## Exercise:
Gather up the lines with the word "Lagonoy" in them.

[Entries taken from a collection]
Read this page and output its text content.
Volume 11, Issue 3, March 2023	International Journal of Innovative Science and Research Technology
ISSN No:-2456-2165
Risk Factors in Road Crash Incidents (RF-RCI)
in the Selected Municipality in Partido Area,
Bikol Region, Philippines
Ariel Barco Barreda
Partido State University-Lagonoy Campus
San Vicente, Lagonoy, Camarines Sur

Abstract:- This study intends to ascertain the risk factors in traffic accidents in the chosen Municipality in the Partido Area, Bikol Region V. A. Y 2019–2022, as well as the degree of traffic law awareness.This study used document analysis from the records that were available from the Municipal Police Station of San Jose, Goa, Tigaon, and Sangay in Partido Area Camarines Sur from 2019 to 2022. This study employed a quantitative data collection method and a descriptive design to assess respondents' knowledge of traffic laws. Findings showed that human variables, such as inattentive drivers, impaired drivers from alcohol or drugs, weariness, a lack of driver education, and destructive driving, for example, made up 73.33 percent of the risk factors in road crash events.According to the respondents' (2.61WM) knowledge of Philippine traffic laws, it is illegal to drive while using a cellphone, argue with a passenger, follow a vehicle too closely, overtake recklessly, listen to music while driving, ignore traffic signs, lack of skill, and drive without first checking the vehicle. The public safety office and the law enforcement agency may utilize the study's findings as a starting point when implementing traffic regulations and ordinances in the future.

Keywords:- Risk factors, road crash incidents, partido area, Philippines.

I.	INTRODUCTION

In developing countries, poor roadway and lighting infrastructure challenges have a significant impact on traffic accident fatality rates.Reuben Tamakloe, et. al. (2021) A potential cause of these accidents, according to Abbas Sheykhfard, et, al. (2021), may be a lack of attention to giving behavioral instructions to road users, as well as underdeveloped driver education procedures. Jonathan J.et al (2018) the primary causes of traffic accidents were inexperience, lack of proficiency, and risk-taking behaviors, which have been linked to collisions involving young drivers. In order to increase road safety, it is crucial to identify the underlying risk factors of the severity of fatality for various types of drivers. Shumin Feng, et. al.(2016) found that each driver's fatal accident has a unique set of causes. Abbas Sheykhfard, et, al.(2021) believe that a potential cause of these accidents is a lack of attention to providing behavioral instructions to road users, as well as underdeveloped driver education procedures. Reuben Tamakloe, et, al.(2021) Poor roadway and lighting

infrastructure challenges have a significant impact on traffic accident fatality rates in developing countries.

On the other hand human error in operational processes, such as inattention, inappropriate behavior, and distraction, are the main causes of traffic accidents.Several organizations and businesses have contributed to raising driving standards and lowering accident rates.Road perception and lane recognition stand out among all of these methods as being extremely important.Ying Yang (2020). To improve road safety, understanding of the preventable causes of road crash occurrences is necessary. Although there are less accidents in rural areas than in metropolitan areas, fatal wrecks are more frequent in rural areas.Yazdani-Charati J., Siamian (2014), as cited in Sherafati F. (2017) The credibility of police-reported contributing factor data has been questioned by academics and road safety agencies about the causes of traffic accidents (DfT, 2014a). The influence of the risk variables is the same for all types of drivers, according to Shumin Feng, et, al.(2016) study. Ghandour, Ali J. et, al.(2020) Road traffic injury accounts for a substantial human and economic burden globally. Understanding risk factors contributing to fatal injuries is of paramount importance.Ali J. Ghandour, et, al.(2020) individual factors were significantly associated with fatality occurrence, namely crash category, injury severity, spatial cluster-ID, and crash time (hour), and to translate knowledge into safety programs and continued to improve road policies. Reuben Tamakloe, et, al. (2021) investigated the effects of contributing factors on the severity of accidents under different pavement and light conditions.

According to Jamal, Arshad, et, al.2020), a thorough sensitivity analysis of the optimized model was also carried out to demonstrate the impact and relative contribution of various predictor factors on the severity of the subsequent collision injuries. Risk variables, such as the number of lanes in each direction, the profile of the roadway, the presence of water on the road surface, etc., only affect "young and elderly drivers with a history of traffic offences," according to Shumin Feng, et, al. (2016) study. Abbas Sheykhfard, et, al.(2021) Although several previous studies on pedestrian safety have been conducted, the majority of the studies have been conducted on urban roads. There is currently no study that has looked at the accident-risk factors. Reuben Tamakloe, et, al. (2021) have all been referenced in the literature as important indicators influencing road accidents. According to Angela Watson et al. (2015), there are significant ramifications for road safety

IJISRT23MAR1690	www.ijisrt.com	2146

## Response:
Partido State University-Lagonoy Campus
San Vicente, Lagonoy, Camarines Sur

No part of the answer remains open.